#### Your task
Search the data for the string "البلدان" and gather each line it is in.

..............................

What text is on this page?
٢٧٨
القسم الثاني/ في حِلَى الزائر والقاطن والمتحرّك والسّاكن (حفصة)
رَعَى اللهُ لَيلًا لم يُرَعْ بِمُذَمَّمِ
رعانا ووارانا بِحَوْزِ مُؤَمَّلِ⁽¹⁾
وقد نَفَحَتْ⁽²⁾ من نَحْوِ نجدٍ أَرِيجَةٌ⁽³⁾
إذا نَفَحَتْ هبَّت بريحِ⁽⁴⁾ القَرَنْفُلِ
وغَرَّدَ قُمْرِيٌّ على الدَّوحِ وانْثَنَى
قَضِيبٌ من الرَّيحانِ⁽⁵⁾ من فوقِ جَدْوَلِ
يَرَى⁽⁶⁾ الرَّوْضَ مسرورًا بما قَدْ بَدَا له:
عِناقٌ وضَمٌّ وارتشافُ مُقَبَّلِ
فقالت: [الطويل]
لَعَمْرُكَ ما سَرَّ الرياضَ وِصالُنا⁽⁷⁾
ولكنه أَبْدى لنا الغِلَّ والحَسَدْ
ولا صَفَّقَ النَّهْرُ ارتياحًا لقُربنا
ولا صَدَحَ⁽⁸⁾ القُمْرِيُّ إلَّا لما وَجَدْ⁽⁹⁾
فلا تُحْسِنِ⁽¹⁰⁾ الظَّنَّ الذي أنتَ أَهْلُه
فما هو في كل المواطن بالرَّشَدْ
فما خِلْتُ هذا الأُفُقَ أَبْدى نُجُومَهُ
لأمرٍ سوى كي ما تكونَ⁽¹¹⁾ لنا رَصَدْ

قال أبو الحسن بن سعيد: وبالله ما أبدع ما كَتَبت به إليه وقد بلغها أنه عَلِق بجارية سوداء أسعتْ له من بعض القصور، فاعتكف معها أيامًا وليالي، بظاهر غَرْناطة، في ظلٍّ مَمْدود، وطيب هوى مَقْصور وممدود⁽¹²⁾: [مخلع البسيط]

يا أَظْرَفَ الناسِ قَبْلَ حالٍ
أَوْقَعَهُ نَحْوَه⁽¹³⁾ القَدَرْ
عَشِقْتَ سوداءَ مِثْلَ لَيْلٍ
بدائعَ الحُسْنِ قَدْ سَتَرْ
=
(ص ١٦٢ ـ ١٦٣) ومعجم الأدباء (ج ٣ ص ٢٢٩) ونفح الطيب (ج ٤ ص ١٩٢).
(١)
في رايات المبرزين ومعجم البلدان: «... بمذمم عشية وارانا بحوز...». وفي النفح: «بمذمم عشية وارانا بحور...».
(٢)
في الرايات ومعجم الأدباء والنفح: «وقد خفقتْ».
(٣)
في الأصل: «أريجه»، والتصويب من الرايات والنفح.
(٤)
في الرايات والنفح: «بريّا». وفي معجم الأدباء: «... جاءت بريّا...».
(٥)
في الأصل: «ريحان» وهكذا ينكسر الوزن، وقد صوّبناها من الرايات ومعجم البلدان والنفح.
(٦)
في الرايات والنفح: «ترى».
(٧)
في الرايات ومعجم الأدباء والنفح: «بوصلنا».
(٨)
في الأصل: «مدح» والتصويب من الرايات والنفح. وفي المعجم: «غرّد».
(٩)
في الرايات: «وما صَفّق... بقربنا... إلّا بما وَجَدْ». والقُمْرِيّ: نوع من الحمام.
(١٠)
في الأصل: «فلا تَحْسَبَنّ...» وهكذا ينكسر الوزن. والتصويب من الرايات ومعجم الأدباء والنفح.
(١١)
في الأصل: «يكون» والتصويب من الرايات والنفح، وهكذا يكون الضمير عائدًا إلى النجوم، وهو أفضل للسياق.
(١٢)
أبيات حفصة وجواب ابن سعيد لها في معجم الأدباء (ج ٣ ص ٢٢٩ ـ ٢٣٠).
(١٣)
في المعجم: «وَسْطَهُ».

..............................

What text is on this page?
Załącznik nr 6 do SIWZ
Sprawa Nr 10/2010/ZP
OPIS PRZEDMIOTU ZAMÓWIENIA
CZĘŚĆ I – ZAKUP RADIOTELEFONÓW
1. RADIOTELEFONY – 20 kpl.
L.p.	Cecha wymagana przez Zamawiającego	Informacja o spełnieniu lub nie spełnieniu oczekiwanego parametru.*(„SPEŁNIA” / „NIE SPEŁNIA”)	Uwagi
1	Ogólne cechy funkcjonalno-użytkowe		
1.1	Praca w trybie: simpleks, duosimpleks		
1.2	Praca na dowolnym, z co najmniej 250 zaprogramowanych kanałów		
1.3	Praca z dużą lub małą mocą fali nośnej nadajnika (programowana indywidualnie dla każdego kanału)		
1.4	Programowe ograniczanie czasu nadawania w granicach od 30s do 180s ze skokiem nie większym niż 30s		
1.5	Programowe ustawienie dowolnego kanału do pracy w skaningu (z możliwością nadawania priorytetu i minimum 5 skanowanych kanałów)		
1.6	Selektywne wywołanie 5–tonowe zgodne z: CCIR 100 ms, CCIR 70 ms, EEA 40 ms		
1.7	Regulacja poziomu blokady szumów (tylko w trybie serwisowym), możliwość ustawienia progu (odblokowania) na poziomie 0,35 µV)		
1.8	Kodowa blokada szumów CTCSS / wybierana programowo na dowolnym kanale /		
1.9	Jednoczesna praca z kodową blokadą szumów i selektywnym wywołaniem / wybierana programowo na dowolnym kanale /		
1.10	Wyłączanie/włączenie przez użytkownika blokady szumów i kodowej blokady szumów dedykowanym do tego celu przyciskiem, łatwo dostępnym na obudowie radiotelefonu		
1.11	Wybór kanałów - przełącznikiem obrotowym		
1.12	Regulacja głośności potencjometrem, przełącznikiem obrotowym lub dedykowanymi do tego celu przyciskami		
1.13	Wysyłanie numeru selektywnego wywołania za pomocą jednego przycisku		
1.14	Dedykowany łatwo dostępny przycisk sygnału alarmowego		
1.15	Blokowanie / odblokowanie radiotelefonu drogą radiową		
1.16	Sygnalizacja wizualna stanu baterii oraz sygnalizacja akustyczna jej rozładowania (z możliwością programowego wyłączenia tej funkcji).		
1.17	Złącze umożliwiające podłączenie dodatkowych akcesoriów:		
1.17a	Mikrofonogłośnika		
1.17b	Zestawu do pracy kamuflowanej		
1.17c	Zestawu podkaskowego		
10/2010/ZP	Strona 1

..............................

#### Written response
في رايات المبرزين ومعجم البلدان: «... بمذمم عشية وارانا بحوز...». وفي النفح: «بمذمم عشية وارانا بحور...».
في الأصل: «ريحان» وهكذا ينكسر الوزن، وقد صوّبناها من الرايات ومعجم البلدان والنفح.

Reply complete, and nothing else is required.